• _WHAT IS BEING ASKED_:
State, as a single number, how many lines in the data below contain "above".

Stored data entries
———
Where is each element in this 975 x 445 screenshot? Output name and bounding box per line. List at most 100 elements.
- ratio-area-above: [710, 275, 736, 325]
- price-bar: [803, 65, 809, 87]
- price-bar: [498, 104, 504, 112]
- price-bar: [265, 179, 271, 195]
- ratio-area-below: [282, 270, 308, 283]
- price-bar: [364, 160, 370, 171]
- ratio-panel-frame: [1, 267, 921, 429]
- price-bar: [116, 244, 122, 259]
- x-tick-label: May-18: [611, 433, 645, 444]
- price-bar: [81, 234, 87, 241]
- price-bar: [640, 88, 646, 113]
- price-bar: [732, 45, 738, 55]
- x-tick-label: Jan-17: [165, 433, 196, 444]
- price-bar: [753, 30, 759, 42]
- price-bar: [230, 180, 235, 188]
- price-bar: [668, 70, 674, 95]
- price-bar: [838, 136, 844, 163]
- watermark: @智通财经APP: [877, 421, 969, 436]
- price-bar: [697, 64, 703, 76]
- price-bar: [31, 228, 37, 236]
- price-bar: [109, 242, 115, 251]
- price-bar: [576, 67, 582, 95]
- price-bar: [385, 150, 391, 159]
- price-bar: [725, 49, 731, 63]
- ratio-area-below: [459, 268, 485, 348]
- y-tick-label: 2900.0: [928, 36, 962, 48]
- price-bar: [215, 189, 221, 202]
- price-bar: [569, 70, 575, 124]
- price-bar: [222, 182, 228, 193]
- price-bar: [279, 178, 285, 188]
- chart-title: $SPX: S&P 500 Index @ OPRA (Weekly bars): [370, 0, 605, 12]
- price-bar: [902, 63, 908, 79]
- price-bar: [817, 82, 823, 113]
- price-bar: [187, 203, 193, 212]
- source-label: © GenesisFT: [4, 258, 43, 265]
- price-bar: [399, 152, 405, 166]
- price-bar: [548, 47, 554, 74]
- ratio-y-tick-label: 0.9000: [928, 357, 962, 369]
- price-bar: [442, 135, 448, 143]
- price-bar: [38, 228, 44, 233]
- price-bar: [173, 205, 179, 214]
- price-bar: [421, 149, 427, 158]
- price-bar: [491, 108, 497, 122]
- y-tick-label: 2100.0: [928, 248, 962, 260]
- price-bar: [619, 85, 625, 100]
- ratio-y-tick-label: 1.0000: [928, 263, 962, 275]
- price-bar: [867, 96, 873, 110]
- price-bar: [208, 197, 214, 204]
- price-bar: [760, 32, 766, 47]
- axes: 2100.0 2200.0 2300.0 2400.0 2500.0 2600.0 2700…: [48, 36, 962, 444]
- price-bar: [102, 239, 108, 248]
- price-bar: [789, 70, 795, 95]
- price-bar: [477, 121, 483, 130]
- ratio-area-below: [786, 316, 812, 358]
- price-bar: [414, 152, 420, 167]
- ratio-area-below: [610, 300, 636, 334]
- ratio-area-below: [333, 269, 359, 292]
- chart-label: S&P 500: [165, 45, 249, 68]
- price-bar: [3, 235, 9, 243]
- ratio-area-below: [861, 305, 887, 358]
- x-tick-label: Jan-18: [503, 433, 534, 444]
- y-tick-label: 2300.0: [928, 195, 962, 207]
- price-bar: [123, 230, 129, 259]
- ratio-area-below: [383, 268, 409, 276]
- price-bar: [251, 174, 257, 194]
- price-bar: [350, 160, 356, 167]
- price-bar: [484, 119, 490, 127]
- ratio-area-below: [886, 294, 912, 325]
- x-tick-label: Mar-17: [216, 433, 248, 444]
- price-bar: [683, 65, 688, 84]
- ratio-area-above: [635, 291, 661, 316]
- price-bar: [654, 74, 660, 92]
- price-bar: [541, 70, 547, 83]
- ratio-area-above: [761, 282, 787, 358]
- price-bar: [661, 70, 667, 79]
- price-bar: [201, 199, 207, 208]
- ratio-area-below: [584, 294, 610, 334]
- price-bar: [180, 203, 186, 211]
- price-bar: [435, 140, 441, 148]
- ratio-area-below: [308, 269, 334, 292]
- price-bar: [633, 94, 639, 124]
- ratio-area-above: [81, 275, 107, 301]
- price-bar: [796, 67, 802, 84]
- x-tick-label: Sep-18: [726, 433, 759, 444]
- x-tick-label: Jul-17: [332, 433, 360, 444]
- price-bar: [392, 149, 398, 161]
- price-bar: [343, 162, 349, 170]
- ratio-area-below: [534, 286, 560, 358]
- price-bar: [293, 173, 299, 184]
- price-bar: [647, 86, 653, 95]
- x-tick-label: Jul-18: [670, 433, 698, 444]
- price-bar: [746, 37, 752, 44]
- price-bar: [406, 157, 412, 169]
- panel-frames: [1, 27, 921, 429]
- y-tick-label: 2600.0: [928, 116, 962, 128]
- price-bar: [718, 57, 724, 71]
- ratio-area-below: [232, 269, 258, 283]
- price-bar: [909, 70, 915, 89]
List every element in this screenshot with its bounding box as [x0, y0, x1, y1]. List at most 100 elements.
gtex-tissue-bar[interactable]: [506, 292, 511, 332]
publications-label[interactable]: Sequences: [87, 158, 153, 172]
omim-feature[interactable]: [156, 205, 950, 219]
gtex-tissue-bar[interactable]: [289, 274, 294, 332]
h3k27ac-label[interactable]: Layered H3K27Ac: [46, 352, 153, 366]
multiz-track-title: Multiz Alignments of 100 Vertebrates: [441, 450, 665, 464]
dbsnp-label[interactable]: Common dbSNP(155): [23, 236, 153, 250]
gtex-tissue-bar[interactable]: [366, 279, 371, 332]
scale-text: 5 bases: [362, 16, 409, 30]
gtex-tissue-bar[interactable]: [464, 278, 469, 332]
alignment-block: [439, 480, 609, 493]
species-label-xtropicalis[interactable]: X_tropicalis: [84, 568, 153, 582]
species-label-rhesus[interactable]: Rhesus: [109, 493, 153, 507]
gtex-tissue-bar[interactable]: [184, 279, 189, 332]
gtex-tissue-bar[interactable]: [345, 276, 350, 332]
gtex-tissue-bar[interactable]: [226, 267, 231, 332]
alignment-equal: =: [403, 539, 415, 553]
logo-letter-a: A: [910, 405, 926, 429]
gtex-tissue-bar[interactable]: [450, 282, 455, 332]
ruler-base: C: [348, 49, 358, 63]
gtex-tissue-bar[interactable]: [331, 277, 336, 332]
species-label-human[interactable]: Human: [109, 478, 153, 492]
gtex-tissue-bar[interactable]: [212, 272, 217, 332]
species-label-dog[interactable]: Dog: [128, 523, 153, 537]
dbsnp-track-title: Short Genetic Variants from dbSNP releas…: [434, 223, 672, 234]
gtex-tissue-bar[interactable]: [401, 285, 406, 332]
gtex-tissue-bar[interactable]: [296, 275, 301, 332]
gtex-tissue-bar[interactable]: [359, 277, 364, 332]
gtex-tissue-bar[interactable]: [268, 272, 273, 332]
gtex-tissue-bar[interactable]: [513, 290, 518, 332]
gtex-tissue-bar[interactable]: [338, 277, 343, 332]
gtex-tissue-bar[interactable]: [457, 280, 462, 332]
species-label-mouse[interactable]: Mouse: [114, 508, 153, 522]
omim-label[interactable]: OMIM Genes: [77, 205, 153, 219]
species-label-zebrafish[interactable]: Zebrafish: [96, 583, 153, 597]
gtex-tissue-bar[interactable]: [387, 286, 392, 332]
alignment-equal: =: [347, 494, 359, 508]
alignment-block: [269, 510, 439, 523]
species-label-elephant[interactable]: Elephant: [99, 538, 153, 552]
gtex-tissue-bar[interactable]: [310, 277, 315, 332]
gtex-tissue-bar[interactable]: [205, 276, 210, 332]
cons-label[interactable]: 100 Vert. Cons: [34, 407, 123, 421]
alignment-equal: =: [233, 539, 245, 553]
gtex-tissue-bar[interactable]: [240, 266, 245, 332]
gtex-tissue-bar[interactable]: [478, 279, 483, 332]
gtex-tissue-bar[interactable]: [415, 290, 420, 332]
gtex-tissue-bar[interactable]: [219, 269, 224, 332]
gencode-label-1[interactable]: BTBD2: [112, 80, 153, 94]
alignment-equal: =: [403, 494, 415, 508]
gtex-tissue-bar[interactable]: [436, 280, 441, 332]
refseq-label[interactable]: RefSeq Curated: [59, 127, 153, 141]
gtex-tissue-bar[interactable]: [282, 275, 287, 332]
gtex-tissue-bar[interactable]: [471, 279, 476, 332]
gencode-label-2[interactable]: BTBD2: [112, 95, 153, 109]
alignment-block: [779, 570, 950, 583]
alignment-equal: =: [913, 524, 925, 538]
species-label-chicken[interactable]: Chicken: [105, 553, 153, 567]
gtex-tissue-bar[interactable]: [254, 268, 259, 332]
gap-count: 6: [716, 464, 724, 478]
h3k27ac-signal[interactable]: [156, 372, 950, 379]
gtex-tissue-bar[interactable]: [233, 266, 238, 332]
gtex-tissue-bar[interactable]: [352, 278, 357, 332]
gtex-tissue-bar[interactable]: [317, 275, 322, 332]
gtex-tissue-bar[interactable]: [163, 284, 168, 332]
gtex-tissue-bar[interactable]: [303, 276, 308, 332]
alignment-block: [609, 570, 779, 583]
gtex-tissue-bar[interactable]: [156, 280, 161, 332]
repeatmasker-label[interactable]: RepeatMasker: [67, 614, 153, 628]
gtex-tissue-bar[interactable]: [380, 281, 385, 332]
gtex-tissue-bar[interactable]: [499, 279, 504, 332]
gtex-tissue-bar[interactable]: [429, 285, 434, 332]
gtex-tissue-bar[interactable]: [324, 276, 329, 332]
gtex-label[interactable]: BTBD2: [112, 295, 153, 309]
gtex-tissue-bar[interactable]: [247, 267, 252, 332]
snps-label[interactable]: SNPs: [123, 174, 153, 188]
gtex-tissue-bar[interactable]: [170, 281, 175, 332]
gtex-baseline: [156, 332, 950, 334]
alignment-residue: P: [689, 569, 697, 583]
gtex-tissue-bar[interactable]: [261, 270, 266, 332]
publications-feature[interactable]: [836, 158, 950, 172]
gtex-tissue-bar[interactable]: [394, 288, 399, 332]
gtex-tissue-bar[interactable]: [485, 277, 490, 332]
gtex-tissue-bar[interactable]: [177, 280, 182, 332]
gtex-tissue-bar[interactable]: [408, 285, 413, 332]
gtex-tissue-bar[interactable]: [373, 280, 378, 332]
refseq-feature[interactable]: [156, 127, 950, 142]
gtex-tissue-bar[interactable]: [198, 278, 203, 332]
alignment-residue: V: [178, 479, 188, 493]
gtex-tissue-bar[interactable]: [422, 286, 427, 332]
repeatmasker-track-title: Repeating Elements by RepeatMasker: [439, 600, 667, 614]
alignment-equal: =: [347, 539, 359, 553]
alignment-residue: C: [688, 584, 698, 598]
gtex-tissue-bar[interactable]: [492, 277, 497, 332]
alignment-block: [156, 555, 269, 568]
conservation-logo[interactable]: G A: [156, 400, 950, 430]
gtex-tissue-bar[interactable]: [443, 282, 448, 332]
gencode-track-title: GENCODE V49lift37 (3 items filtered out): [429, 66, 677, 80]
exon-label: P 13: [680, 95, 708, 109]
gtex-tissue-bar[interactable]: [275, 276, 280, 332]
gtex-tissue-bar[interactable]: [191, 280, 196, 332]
———
• _OUTPUT FOR THIS EXERCISE_:
4